* START Given data *

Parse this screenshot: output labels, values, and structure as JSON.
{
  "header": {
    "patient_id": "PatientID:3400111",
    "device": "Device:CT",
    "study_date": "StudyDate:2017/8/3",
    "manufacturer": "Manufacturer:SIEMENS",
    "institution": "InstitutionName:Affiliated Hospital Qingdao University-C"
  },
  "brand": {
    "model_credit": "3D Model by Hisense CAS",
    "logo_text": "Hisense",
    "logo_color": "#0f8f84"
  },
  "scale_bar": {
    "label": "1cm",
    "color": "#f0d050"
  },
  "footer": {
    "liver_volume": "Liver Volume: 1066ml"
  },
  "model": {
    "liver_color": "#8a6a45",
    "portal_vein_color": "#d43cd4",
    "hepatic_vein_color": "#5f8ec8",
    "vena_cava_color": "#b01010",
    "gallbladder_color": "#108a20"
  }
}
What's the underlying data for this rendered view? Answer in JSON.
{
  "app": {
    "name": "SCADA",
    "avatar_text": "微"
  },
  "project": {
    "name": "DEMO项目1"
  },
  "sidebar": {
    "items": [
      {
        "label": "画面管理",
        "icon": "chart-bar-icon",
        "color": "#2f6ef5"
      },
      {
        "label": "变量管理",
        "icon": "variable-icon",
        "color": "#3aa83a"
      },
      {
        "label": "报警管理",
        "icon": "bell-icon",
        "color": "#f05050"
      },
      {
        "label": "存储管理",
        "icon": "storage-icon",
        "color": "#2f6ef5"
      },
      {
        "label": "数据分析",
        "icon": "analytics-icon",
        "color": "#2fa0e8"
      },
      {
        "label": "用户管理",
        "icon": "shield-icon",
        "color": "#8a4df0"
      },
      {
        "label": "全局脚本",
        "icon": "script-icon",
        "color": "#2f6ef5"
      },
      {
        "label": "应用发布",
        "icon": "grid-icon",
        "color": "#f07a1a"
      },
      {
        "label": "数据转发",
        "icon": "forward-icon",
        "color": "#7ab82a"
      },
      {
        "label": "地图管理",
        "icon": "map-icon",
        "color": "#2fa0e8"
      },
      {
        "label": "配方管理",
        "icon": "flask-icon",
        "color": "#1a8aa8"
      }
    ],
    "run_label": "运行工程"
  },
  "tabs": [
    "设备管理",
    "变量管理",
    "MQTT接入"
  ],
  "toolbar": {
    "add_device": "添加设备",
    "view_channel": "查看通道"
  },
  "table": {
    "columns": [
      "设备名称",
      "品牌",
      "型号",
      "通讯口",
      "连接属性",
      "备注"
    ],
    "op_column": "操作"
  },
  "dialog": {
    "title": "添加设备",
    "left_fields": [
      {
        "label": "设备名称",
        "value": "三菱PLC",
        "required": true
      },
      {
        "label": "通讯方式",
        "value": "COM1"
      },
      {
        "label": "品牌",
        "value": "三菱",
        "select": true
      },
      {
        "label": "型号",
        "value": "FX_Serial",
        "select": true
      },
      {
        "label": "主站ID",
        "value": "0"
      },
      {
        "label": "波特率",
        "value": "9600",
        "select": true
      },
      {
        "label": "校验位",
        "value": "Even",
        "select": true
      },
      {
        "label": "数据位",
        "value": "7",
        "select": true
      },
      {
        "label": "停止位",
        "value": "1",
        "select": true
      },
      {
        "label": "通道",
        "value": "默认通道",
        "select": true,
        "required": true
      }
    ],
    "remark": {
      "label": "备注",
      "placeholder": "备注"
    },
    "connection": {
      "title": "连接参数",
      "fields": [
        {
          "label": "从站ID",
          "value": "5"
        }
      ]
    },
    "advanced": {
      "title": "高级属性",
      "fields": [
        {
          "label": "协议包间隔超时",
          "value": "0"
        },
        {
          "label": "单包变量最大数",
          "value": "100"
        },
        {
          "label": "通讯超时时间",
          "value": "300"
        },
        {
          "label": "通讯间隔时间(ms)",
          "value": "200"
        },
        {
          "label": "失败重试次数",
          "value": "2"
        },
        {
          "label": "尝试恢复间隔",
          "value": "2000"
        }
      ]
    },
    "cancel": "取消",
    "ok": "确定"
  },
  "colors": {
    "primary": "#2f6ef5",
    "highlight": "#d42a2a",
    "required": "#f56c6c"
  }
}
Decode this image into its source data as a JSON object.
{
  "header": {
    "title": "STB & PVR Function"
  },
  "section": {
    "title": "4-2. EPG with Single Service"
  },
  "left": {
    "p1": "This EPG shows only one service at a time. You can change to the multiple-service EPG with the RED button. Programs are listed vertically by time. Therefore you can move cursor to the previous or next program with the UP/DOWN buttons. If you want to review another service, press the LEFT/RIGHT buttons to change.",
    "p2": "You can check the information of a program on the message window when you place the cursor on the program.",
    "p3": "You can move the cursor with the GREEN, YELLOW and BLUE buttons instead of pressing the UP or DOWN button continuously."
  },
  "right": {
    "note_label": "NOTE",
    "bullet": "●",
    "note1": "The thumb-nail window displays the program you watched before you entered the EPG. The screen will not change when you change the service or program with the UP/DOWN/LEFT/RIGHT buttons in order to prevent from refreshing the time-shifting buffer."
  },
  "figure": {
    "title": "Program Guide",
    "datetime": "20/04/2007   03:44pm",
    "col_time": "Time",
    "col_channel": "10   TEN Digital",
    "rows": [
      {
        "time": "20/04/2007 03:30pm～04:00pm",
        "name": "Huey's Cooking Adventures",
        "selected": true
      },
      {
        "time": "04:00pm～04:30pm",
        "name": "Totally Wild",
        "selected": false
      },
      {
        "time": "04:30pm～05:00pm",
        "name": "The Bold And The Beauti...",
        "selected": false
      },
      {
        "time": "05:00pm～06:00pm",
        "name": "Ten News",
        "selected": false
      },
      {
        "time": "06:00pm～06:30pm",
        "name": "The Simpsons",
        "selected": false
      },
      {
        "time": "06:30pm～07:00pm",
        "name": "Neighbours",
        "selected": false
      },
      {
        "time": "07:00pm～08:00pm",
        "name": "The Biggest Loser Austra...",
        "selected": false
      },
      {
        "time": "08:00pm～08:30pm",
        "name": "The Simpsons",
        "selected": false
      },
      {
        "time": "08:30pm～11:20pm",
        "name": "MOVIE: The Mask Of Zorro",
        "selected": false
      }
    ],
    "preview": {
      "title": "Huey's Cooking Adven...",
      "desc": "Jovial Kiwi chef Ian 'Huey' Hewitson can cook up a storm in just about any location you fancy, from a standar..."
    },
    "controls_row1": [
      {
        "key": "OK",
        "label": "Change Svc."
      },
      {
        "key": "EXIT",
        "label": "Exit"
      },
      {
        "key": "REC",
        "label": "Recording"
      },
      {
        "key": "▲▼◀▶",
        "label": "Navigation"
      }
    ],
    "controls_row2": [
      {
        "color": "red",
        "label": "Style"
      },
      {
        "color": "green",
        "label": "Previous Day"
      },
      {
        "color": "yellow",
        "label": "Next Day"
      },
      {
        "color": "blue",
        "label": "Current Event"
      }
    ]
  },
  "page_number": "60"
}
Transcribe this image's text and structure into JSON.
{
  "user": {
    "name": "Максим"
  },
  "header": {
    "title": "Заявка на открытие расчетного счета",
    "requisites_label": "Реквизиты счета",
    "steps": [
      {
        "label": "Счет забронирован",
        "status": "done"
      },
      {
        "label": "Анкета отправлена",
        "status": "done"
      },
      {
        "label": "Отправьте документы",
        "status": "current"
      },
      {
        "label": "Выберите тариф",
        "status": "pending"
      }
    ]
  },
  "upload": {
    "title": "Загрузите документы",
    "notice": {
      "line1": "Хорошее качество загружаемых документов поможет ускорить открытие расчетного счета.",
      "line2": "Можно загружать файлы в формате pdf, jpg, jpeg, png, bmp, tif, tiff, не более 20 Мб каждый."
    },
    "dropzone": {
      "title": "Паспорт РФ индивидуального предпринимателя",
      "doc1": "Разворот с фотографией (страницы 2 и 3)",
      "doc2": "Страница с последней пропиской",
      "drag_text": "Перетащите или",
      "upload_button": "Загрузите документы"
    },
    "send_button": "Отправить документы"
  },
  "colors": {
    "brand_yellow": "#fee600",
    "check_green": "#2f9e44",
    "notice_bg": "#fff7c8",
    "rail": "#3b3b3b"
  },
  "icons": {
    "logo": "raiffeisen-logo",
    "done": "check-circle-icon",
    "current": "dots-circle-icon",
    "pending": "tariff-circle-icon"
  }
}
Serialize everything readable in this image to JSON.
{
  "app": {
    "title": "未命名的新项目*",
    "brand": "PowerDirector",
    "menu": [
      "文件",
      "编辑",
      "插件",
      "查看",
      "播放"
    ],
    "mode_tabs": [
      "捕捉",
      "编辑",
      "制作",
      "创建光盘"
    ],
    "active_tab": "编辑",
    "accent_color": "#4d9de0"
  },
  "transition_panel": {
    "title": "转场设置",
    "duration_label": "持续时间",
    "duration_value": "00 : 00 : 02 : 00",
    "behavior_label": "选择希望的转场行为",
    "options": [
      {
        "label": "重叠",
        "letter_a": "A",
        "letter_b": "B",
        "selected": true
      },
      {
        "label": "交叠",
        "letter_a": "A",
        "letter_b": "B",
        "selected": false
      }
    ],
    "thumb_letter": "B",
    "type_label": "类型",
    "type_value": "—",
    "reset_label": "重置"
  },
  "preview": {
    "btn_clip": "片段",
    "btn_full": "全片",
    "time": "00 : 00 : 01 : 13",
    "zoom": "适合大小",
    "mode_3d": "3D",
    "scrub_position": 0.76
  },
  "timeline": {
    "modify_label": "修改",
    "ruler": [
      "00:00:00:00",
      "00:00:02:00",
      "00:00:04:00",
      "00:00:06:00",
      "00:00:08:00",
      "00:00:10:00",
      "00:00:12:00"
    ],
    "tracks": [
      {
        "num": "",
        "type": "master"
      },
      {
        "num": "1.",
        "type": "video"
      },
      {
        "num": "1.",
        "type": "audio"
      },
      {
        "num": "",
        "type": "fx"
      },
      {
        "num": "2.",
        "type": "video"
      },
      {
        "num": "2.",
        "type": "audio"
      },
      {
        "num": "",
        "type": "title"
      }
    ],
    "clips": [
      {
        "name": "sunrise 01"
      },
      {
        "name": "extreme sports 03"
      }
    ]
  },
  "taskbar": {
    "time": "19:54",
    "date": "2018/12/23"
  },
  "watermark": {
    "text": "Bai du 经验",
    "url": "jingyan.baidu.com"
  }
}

* END Given data *

### Task to carry out
Report only the number of lines that hold the string "Загрузите" in this listing.

### Solution for this exercise
2